MATERIAL FOR THIS TASK:
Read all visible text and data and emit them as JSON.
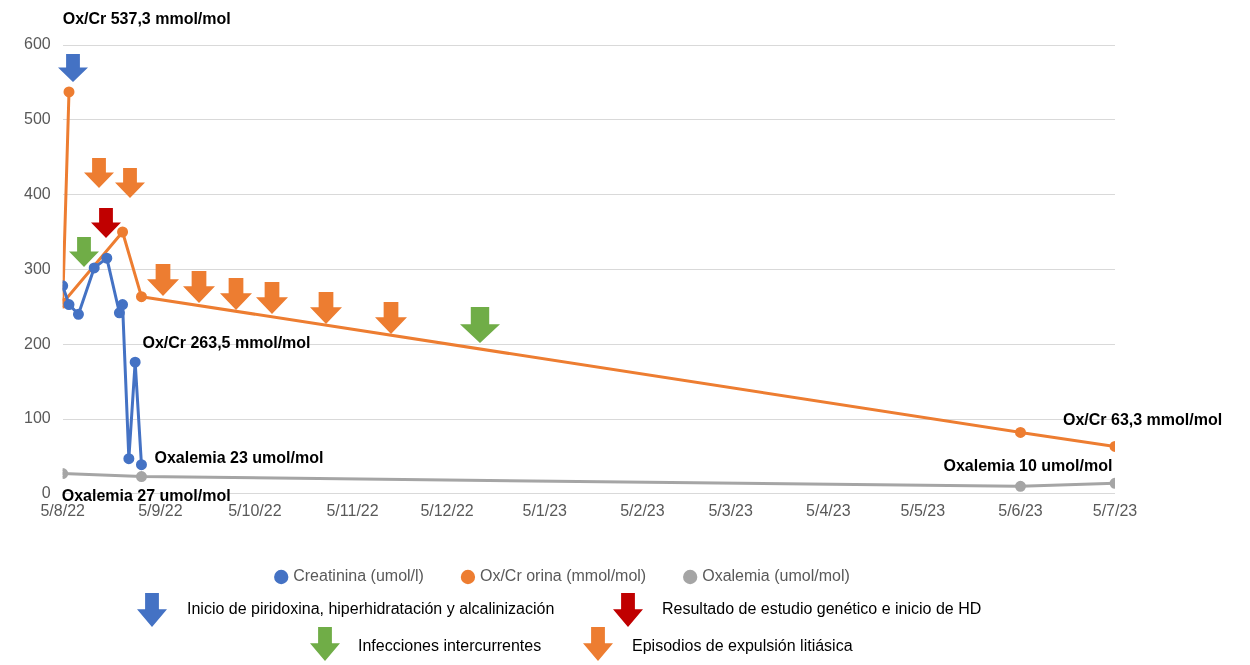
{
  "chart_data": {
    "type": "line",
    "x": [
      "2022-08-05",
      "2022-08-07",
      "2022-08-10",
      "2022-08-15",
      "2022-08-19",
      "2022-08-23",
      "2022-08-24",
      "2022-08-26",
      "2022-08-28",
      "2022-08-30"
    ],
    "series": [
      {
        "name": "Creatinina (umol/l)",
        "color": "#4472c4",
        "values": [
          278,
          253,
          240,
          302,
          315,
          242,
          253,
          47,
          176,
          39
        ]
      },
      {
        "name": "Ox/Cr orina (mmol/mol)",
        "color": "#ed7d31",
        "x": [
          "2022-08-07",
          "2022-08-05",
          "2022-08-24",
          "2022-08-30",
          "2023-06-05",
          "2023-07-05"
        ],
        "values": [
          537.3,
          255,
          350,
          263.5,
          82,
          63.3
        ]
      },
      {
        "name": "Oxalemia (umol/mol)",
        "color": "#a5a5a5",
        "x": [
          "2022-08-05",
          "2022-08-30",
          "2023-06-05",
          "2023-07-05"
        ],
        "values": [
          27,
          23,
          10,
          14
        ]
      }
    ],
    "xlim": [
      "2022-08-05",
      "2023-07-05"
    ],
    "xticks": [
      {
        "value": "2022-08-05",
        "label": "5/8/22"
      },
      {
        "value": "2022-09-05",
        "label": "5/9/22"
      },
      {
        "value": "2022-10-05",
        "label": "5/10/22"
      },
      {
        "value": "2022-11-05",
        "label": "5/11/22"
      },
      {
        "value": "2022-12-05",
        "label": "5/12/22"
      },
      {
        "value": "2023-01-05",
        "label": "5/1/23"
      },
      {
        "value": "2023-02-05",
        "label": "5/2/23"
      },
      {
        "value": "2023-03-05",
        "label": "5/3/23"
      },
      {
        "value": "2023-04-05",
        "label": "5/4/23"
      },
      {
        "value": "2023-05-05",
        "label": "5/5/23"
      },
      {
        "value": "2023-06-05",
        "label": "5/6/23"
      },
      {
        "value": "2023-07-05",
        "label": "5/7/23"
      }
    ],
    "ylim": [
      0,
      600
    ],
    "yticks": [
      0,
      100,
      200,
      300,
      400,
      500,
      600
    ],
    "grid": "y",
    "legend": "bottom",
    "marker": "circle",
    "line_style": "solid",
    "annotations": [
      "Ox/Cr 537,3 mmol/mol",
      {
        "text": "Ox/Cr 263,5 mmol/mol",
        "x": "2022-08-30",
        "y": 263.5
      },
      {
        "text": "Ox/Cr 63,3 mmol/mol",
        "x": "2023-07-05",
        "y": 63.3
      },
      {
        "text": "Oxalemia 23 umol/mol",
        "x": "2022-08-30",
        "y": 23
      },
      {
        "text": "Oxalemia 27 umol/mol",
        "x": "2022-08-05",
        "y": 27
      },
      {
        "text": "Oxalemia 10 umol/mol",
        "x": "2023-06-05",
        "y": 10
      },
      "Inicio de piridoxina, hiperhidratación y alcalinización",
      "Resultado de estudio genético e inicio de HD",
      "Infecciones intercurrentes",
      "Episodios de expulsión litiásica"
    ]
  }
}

PROBLEM TO WORK ON:
Can you repeat every record above exactly, apart from the pictures?

RESULT OF THIS EXERCISE:
Read all visible text and data and emit them as JSON.
{
  "chart_data": {
    "type": "line",
    "x": [
      "2022-08-05",
      "2022-08-07",
      "2022-08-10",
      "2022-08-15",
      "2022-08-19",
      "2022-08-23",
      "2022-08-24",
      "2022-08-26",
      "2022-08-28",
      "2022-08-30"
    ],
    "series": [
      {
        "name": "Creatinina (umol/l)",
        "color": "#4472c4",
        "values": [
          278,
          253,
          240,
          302,
          315,
          242,
          253,
          47,
          176,
          39
        ]
      },
      {
        "name": "Ox/Cr orina (mmol/mol)",
        "color": "#ed7d31",
        "x": [
          "2022-08-07",
          "2022-08-05",
          "2022-08-24",
          "2022-08-30",
          "2023-06-05",
          "2023-07-05"
        ],
        "values": [
          537.3,
          255,
          350,
          263.5,
          82,
          63.3
        ]
      },
      {
        "name": "Oxalemia (umol/mol)",
        "color": "#a5a5a5",
        "x": [
          "2022-08-05",
          "2022-08-30",
          "2023-06-05",
          "2023-07-05"
        ],
        "values": [
          27,
          23,
          10,
          14
        ]
      }
    ],
    "xlim": [
      "2022-08-05",
      "2023-07-05"
    ],
    "xticks": [
      {
        "value": "2022-08-05",
        "label": "5/8/22"
      },
      {
        "value": "2022-09-05",
        "label": "5/9/22"
      },
      {
        "value": "2022-10-05",
        "label": "5/10/22"
      },
      {
        "value": "2022-11-05",
        "label": "5/11/22"
      },
      {
        "value": "2022-12-05",
        "label": "5/12/22"
      },
      {
        "value": "2023-01-05",
        "label": "5/1/23"
      },
      {
        "value": "2023-02-05",
        "label": "5/2/23"
      },
      {
        "value": "2023-03-05",
        "label": "5/3/23"
      },
      {
        "value": "2023-04-05",
        "label": "5/4/23"
      },
      {
        "value": "2023-05-05",
        "label": "5/5/23"
      },
      {
        "value": "2023-06-05",
        "label": "5/6/23"
      },
      {
        "value": "2023-07-05",
        "label": "5/7/23"
      }
    ],
    "ylim": [
      0,
      600
    ],
    "yticks": [
      0,
      100,
      200,
      300,
      400,
      500,
      600
    ],
    "grid": "y",
    "legend": "bottom",
    "marker": "circle",
    "line_style": "solid",
    "annotations": [
      "Ox/Cr 537,3 mmol/mol",
      {
        "text": "Ox/Cr 263,5 mmol/mol",
        "x": "2022-08-30",
        "y": 263.5
      },
      {
        "text": "Ox/Cr 63,3 mmol/mol",
        "x": "2023-07-05",
        "y": 63.3
      },
      {
        "text": "Oxalemia 23 umol/mol",
        "x": "2022-08-30",
        "y": 23
      },
      {
        "text": "Oxalemia 27 umol/mol",
        "x": "2022-08-05",
        "y": 27
      },
      {
        "text": "Oxalemia 10 umol/mol",
        "x": "2023-06-05",
        "y": 10
      },
      "Inicio de piridoxina, hiperhidratación y alcalinización",
      "Resultado de estudio genético e inicio de HD",
      "Infecciones intercurrentes",
      "Episodios de expulsión litiásica"
    ]
  }
}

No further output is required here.